La idea de la deflación, la caída de los precios, era un recuerdo lejano adscrito a la Gran Depresión de los años 1930. Pero a partir de la década de 1990 se produjeron caídas persistentes de precios en Japón, China y otros lugares. La deflación también empezó a preocupar entonces en Alemania y en Estados Unidos. La deflación puede ser peor que la inflación no solo porque aumenta la carga real de la deuda, sino también porque las empresas enfrentarían el incremento de los salarios reales en un mundo donde prevalece la rigidez del salario nominal. Sin embargo, ahora el debate sobre el repunte de la inflación se ha abierto. Algunos que abogaban por un incremento del gasto, una expansión de la política fiscal que acompañara a la monetaria, señalan ahora que la inflación va a ser una seria amenaza en 2021 y 2022, precisamente a causa de ese crecimiento. La advertencia viene desde Estados Unidos, y desde las escuchadas palestras de los economistas Larry Summers y Olivier Blanchard .

----

Acción requerida: Reproduce palabra por palabra y completo el texto anterior sobre la deflación y la inflación.

Elementos de una fuente de datos

----

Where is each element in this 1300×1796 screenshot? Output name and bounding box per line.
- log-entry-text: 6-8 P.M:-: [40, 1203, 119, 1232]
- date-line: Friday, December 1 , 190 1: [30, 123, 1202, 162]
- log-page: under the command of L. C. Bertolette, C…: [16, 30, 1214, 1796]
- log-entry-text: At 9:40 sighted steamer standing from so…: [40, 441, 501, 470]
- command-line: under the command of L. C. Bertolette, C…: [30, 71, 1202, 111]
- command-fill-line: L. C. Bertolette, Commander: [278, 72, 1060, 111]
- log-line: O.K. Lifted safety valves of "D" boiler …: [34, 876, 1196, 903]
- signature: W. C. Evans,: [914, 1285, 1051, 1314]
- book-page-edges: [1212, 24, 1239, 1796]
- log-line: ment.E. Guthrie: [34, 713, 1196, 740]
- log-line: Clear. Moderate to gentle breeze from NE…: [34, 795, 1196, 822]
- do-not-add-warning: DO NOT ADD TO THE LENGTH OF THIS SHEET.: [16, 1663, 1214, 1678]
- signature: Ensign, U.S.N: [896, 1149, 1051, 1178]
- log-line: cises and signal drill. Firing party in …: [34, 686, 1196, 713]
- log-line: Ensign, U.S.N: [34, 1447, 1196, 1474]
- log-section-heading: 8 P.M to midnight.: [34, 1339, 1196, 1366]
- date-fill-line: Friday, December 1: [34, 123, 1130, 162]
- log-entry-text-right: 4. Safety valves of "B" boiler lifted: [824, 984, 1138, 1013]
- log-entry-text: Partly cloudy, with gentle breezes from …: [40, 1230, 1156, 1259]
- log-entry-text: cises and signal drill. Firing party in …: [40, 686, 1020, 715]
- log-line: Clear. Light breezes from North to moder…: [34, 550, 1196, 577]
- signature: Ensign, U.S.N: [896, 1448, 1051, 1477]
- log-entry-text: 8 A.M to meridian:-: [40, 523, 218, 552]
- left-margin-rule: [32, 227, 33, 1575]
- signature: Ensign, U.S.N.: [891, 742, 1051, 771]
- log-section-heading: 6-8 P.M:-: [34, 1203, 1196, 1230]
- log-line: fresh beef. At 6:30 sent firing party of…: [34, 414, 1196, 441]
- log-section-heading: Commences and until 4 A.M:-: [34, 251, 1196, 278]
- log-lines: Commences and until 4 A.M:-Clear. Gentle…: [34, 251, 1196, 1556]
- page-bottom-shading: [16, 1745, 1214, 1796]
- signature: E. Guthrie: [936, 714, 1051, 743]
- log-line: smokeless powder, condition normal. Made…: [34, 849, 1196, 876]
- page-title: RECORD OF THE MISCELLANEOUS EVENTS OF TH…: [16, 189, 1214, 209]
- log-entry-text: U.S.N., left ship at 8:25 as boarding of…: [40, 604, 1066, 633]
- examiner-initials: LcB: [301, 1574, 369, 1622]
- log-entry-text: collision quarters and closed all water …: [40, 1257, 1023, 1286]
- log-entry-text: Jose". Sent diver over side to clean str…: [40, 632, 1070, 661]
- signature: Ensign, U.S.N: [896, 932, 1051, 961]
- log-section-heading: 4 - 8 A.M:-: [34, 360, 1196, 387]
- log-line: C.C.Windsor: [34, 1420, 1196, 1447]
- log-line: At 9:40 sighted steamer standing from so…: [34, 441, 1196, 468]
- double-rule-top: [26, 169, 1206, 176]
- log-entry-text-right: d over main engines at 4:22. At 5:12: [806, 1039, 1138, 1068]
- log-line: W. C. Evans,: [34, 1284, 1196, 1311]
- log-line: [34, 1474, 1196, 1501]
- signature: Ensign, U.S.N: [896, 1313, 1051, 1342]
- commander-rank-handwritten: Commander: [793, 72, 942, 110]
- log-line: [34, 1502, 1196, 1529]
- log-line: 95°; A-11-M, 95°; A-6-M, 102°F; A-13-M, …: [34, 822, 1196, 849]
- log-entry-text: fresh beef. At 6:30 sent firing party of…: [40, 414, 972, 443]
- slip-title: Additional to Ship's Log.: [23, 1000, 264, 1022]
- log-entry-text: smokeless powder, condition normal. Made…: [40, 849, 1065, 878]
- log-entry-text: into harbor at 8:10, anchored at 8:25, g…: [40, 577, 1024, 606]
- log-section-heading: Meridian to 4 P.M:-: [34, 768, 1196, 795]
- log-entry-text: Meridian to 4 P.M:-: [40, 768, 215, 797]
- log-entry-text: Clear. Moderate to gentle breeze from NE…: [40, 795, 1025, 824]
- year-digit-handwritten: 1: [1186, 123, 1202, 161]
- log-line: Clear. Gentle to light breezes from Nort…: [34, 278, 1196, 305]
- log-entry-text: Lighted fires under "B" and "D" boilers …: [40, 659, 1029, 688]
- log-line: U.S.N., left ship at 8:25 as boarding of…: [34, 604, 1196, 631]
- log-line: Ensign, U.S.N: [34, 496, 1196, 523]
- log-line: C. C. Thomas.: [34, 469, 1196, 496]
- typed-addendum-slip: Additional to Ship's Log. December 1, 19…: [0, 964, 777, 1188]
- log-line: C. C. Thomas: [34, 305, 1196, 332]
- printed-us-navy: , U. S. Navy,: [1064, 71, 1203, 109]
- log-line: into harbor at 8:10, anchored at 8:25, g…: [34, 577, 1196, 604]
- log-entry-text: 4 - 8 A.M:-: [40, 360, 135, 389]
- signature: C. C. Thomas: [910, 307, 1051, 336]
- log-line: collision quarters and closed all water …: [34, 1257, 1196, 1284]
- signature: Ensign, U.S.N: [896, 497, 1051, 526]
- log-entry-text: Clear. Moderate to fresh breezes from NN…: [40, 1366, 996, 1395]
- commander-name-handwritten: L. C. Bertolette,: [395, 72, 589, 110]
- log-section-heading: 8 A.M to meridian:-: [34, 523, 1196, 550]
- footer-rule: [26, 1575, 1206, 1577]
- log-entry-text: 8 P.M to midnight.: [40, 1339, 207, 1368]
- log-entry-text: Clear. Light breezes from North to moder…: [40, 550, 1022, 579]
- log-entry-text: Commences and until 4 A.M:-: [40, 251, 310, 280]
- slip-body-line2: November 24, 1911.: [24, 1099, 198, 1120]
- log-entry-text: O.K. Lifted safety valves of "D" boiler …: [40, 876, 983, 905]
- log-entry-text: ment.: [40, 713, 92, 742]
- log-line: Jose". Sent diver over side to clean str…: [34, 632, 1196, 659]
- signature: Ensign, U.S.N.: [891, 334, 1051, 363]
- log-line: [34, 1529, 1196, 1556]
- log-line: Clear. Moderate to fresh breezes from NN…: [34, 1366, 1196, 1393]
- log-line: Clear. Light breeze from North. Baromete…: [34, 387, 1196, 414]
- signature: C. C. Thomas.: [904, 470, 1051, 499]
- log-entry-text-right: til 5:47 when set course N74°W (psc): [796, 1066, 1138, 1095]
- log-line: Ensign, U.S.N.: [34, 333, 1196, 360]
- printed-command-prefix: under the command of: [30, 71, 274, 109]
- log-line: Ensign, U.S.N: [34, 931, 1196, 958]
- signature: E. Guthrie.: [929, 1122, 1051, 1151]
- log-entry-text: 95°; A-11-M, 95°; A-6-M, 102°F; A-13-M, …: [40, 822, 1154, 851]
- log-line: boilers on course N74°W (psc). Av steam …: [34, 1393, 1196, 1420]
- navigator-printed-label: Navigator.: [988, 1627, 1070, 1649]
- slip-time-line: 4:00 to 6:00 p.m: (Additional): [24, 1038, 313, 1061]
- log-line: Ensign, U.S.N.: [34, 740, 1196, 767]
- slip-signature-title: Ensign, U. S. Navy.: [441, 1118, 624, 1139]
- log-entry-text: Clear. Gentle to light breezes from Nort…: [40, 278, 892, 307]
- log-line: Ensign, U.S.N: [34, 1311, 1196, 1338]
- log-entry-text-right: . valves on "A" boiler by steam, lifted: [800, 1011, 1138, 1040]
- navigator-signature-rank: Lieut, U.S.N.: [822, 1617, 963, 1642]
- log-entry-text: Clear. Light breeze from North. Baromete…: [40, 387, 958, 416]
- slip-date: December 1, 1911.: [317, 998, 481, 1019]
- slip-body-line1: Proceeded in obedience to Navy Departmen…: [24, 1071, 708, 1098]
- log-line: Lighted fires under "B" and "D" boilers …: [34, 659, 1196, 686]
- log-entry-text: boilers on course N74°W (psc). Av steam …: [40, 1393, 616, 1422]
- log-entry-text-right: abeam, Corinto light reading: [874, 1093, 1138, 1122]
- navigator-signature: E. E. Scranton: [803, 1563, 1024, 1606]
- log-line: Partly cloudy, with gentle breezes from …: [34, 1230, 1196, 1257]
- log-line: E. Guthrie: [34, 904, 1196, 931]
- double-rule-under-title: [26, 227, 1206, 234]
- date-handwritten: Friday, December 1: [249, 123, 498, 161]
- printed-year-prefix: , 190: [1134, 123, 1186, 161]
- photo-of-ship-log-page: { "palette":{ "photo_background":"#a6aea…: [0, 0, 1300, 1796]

----

Respuesta al ejercicio:
La idea de la deflación, la caída de los precios, era un recuerdo lejano adscrito a la Gran Depresión de los años 1930. Pero a partir de la década de 1990 se produjeron caídas persistentes de precios en Japón, China y otros lugares. La deflación también empezó a preocupar entonces en Alemania y en Estados Unidos. La deflación puede ser peor que la inflación no solo porque aumenta la carga real de la deuda, sino también porque las empresas enfrentarían el incremento de los salarios reales en un mundo donde prevalece la rigidez del salario nominal. Sin embargo, ahora el debate sobre el repunte de la inflación se ha abierto. Algunos que abogaban por un incremento del gasto, una expansión de la política fiscal que acompañara a la monetaria, señalan ahora que la inflación va a ser una seria amenaza en 2021 y 2022, precisamente a causa de ese crecimiento. La advertencia viene desde Estados Unidos, y desde las escuchadas palestras de los economistas Larry Summers y Olivier Blanchard .